**TEXT PROVIDED**
· · · · · · ·

March 4, 2012
My ol’ buddy the fan brush was speaking to me again, and I felt very satisfied as I was painting. As is often the case, I don’t know what this painting is about, but it felt right to paint it, and the image is really staying with me throughout the day.
Speaking of things that are staying with me, one of my morning rituals is to read Carolyn Hax’s advice column in the Washington Post. This morning’s column included a letter from a woman who didn’t want to invite her abusive father to her wedding. Carolyn’s response included this:
One of the most crucial roles a parent plays is of protector — yet children of abusers need protection from parents. All these kids, to some degree, are forced to protect themselves.
Once your father gave you the job of watching your own back, you earned the right to keep it.
Her words really resonated with me because I grew up in an abusive home, and I’ve separated myself from my family. I’m at peace with the decision, which was made not in anger but rather out of a profound desire to care for myself consciously and well, and to not subject my inner children to any more crazymaking family dynamics. I call it a “radical act of self-care,” though it’s actually quite a few radical acts because of the number of people in my immediate family. (I exclude my dad from this entire discussion; he died in 1991, and we had a profoundly healing time during his last days.)
Many days, I feel like Ayla from The Clan of the Cave Bear. At the end of the book, she gets banished from her adopted Neanderthal clan and (to quote Wikipedia), “sets off to find other people of her own kind.” I’ve been “banished” by a few family members and chose to “divorce” several others. Regardless of the details, it’s been an empowering journey to walk away from toxicity and consciously choose my circle of support.

· · · · · · ·

**ASSIGNED TASK**
In the post about painting and separating from family, list every word or phrase set inside double quotation marks. Answer using only the text above.

**SOURCE MATERIAL**
· · · · · · ·

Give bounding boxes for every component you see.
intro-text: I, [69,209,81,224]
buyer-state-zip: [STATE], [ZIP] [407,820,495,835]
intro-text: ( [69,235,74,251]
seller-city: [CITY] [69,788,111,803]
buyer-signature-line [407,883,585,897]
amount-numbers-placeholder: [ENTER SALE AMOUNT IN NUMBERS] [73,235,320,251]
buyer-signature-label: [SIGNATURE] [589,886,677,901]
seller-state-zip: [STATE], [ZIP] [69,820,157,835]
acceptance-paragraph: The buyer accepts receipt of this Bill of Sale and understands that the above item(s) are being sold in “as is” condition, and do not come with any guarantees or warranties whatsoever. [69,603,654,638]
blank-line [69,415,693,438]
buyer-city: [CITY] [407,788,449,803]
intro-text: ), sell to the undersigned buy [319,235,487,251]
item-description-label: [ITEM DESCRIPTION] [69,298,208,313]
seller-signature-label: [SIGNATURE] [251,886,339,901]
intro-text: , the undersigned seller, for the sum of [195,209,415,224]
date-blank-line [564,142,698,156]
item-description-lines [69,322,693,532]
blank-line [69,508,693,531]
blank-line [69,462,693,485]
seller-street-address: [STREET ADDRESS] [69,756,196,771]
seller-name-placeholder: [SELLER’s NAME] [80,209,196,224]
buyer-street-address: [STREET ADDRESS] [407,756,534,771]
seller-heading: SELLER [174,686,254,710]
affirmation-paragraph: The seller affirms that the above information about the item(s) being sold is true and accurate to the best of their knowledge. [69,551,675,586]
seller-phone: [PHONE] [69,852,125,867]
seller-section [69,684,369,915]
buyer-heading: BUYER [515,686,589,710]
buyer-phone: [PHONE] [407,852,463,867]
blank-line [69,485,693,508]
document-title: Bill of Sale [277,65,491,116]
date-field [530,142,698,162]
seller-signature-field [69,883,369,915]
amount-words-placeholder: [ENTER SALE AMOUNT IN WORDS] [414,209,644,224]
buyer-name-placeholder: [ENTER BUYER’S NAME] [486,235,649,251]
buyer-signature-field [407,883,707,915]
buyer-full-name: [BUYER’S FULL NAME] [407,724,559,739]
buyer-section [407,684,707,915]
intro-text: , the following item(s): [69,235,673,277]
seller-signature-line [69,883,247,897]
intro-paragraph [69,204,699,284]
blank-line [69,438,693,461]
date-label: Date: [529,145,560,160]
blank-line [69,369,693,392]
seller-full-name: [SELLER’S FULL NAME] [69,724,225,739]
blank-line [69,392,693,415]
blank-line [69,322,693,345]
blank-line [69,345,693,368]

· · · · · · ·

**TASK ANSWER**
The post places four words or phrases in double quotation marks: "radical act of self-care," "sets off to find other people of her own kind," "banished," and "divorce."